Read the lines below. Copy out any that hold the string "trasy".

Dataset items
►

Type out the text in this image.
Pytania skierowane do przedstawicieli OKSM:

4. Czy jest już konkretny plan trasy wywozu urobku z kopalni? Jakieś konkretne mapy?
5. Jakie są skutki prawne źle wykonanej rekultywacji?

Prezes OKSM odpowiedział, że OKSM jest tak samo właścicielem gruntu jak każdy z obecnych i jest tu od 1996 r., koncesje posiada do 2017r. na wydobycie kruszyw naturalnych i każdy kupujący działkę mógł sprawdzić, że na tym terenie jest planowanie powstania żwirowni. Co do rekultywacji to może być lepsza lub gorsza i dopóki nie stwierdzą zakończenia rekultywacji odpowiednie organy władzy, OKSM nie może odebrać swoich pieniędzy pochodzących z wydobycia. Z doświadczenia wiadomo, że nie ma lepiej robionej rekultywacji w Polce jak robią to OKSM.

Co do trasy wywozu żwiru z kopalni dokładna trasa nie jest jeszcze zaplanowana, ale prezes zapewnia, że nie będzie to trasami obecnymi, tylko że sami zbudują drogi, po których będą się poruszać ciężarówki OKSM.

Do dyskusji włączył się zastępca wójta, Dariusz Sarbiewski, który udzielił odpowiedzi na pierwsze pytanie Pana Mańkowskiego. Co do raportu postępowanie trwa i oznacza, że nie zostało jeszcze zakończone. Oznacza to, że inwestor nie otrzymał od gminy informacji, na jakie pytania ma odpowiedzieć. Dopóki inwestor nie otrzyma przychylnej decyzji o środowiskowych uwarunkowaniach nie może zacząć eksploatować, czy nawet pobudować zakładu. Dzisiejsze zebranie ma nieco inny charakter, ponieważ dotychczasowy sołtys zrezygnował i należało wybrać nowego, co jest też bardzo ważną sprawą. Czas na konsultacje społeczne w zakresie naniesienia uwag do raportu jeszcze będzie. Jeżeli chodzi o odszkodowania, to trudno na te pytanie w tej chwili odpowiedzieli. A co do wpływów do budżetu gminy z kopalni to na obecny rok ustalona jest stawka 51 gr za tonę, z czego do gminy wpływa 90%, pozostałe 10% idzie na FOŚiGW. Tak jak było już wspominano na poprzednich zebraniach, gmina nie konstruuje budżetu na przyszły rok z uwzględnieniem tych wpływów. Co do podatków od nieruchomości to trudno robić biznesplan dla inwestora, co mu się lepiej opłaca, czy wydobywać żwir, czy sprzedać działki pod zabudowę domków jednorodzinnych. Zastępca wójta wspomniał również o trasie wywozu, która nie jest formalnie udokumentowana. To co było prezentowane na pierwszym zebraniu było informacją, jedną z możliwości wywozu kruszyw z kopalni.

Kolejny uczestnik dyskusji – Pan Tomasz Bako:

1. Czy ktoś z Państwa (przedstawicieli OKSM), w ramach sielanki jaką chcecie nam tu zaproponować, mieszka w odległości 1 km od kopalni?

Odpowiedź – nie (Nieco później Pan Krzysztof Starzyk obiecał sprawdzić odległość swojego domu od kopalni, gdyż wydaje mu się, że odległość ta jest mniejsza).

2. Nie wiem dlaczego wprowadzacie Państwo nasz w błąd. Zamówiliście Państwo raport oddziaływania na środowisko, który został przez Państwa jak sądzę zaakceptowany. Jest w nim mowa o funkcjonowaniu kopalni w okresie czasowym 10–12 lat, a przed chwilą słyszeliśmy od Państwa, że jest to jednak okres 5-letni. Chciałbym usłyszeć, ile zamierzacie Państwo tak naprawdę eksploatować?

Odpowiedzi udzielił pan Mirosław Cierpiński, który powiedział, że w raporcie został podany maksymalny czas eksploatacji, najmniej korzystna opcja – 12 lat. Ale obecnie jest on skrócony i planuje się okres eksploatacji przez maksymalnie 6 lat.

◄

FINISHED ANSWER -
4. Czy jest już konkretny plan trasy wywozu urobku z kopalni? Jakieś konkretne mapy?
Co do trasy wywozu żwiru z kopalni dokładna trasa nie jest jeszcze zaplanowana, ale prezes zapewnia, że nie będzie to trasami obecnymi, tylko że sami zbudują drogi, po których będą się poruszać ciężarówki OKSM.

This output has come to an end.